WHAT TO WORK ON:
Retype the records below exactly as they appear.
[Start]
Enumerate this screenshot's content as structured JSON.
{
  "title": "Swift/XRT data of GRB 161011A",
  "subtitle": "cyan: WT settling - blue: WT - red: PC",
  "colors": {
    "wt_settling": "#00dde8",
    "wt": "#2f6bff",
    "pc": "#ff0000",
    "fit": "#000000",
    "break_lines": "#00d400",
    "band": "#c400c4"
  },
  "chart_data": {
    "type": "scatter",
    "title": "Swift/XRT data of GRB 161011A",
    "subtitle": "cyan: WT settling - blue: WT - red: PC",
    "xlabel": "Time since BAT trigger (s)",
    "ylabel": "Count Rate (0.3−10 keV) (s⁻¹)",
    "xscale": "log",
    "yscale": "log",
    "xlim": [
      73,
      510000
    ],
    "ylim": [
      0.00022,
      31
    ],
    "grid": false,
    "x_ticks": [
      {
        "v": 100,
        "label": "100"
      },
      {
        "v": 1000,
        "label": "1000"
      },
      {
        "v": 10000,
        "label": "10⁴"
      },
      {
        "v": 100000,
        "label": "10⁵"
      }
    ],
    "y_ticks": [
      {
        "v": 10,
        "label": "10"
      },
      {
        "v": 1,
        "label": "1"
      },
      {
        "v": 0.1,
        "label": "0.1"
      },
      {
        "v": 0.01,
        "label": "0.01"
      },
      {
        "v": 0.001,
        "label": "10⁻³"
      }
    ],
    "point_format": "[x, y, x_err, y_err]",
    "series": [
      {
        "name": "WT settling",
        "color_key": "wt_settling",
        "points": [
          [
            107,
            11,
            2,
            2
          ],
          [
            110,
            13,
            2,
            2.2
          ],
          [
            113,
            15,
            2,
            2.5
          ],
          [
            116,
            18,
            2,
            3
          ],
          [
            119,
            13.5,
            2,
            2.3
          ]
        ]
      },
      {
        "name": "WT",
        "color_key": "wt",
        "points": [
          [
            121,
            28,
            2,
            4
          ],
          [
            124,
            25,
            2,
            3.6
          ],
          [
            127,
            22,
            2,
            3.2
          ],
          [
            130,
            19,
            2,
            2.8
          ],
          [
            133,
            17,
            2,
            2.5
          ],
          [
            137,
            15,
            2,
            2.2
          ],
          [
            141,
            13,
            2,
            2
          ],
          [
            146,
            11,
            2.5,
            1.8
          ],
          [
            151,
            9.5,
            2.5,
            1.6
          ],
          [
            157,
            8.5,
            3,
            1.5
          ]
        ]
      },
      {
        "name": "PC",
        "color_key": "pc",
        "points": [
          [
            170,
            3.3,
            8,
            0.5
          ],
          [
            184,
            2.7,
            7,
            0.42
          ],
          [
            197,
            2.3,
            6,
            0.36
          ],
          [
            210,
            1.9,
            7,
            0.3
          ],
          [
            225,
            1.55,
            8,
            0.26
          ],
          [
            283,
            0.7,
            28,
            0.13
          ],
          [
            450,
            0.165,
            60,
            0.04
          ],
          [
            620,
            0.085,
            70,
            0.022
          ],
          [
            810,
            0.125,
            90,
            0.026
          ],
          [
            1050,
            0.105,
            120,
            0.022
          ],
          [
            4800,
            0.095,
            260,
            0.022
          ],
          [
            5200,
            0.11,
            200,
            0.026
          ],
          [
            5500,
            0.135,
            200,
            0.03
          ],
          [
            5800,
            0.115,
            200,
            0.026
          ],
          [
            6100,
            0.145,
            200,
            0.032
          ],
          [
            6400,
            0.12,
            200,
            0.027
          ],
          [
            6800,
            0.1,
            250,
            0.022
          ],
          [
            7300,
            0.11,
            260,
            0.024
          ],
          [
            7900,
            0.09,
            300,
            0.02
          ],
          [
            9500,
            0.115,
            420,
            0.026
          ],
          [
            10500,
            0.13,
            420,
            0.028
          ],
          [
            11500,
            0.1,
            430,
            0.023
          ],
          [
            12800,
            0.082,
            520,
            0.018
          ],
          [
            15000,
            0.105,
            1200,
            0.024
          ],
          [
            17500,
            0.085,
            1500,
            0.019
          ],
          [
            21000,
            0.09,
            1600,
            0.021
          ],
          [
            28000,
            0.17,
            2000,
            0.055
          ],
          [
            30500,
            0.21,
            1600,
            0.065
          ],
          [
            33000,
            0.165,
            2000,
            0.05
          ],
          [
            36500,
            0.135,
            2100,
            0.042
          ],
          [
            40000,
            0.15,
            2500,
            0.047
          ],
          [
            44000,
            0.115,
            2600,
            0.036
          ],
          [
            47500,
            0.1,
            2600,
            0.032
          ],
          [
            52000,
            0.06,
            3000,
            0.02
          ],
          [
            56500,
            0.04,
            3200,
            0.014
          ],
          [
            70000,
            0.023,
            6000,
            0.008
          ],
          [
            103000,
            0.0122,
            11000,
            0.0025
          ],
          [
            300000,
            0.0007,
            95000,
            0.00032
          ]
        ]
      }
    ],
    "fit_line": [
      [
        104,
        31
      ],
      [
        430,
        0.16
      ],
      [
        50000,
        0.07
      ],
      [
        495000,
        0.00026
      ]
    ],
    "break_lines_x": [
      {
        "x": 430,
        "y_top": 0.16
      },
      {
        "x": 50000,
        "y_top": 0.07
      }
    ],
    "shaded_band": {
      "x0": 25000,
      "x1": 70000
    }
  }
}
[End]
SOLUTION FOR THIS PROBLEM:
Enumerate this screenshot's content as structured JSON.
{
  "title": "Swift/XRT data of GRB 161011A",
  "subtitle": "cyan: WT settling - blue: WT - red: PC",
  "colors": {
    "wt_settling": "#00dde8",
    "wt": "#2f6bff",
    "pc": "#ff0000",
    "fit": "#000000",
    "break_lines": "#00d400",
    "band": "#c400c4"
  },
  "chart_data": {
    "type": "scatter",
    "title": "Swift/XRT data of GRB 161011A",
    "subtitle": "cyan: WT settling - blue: WT - red: PC",
    "xlabel": "Time since BAT trigger (s)",
    "ylabel": "Count Rate (0.3−10 keV) (s⁻¹)",
    "xscale": "log",
    "yscale": "log",
    "xlim": [
      73,
      510000
    ],
    "ylim": [
      0.00022,
      31
    ],
    "grid": false,
    "x_ticks": [
      {
        "v": 100,
        "label": "100"
      },
      {
        "v": 1000,
        "label": "1000"
      },
      {
        "v": 10000,
        "label": "10⁴"
      },
      {
        "v": 100000,
        "label": "10⁵"
      }
    ],
    "y_ticks": [
      {
        "v": 10,
        "label": "10"
      },
      {
        "v": 1,
        "label": "1"
      },
      {
        "v": 0.1,
        "label": "0.1"
      },
      {
        "v": 0.01,
        "label": "0.01"
      },
      {
        "v": 0.001,
        "label": "10⁻³"
      }
    ],
    "point_format": "[x, y, x_err, y_err]",
    "series": [
      {
        "name": "WT settling",
        "color_key": "wt_settling",
        "points": [
          [
            107,
            11,
            2,
            2
          ],
          [
            110,
            13,
            2,
            2.2
          ],
          [
            113,
            15,
            2,
            2.5
          ],
          [
            116,
            18,
            2,
            3
          ],
          [
            119,
            13.5,
            2,
            2.3
          ]
        ]
      },
      {
        "name": "WT",
        "color_key": "wt",
        "points": [
          [
            121,
            28,
            2,
            4
          ],
          [
            124,
            25,
            2,
            3.6
          ],
          [
            127,
            22,
            2,
            3.2
          ],
          [
            130,
            19,
            2,
            2.8
          ],
          [
            133,
            17,
            2,
            2.5
          ],
          [
            137,
            15,
            2,
            2.2
          ],
          [
            141,
            13,
            2,
            2
          ],
          [
            146,
            11,
            2.5,
            1.8
          ],
          [
            151,
            9.5,
            2.5,
            1.6
          ],
          [
            157,
            8.5,
            3,
            1.5
          ]
        ]
      },
      {
        "name": "PC",
        "color_key": "pc",
        "points": [
          [
            170,
            3.3,
            8,
            0.5
          ],
          [
            184,
            2.7,
            7,
            0.42
          ],
          [
            197,
            2.3,
            6,
            0.36
          ],
          [
            210,
            1.9,
            7,
            0.3
          ],
          [
            225,
            1.55,
            8,
            0.26
          ],
          [
            283,
            0.7,
            28,
            0.13
          ],
          [
            450,
            0.165,
            60,
            0.04
          ],
          [
            620,
            0.085,
            70,
            0.022
          ],
          [
            810,
            0.125,
            90,
            0.026
          ],
          [
            1050,
            0.105,
            120,
            0.022
          ],
          [
            4800,
            0.095,
            260,
            0.022
          ],
          [
            5200,
            0.11,
            200,
            0.026
          ],
          [
            5500,
            0.135,
            200,
            0.03
          ],
          [
            5800,
            0.115,
            200,
            0.026
          ],
          [
            6100,
            0.145,
            200,
            0.032
          ],
          [
            6400,
            0.12,
            200,
            0.027
          ],
          [
            6800,
            0.1,
            250,
            0.022
          ],
          [
            7300,
            0.11,
            260,
            0.024
          ],
          [
            7900,
            0.09,
            300,
            0.02
          ],
          [
            9500,
            0.115,
            420,
            0.026
          ],
          [
            10500,
            0.13,
            420,
            0.028
          ],
          [
            11500,
            0.1,
            430,
            0.023
          ],
          [
            12800,
            0.082,
            520,
            0.018
          ],
          [
            15000,
            0.105,
            1200,
            0.024
          ],
          [
            17500,
            0.085,
            1500,
            0.019
          ],
          [
            21000,
            0.09,
            1600,
            0.021
          ],
          [
            28000,
            0.17,
            2000,
            0.055
          ],
          [
            30500,
            0.21,
            1600,
            0.065
          ],
          [
            33000,
            0.165,
            2000,
            0.05
          ],
          [
            36500,
            0.135,
            2100,
            0.042
          ],
          [
            40000,
            0.15,
            2500,
            0.047
          ],
          [
            44000,
            0.115,
            2600,
            0.036
          ],
          [
            47500,
            0.1,
            2600,
            0.032
          ],
          [
            52000,
            0.06,
            3000,
            0.02
          ],
          [
            56500,
            0.04,
            3200,
            0.014
          ],
          [
            70000,
            0.023,
            6000,
            0.008
          ],
          [
            103000,
            0.0122,
            11000,
            0.0025
          ],
          [
            300000,
            0.0007,
            95000,
            0.00032
          ]
        ]
      }
    ],
    "fit_line": [
      [
        104,
        31
      ],
      [
        430,
        0.16
      ],
      [
        50000,
        0.07
      ],
      [
        495000,
        0.00026
      ]
    ],
    "break_lines_x": [
      {
        "x": 430,
        "y_top": 0.16
      },
      {
        "x": 50000,
        "y_top": 0.07
      }
    ],
    "shaded_band": {
      "x0": 25000,
      "x1": 70000
    }
  }
}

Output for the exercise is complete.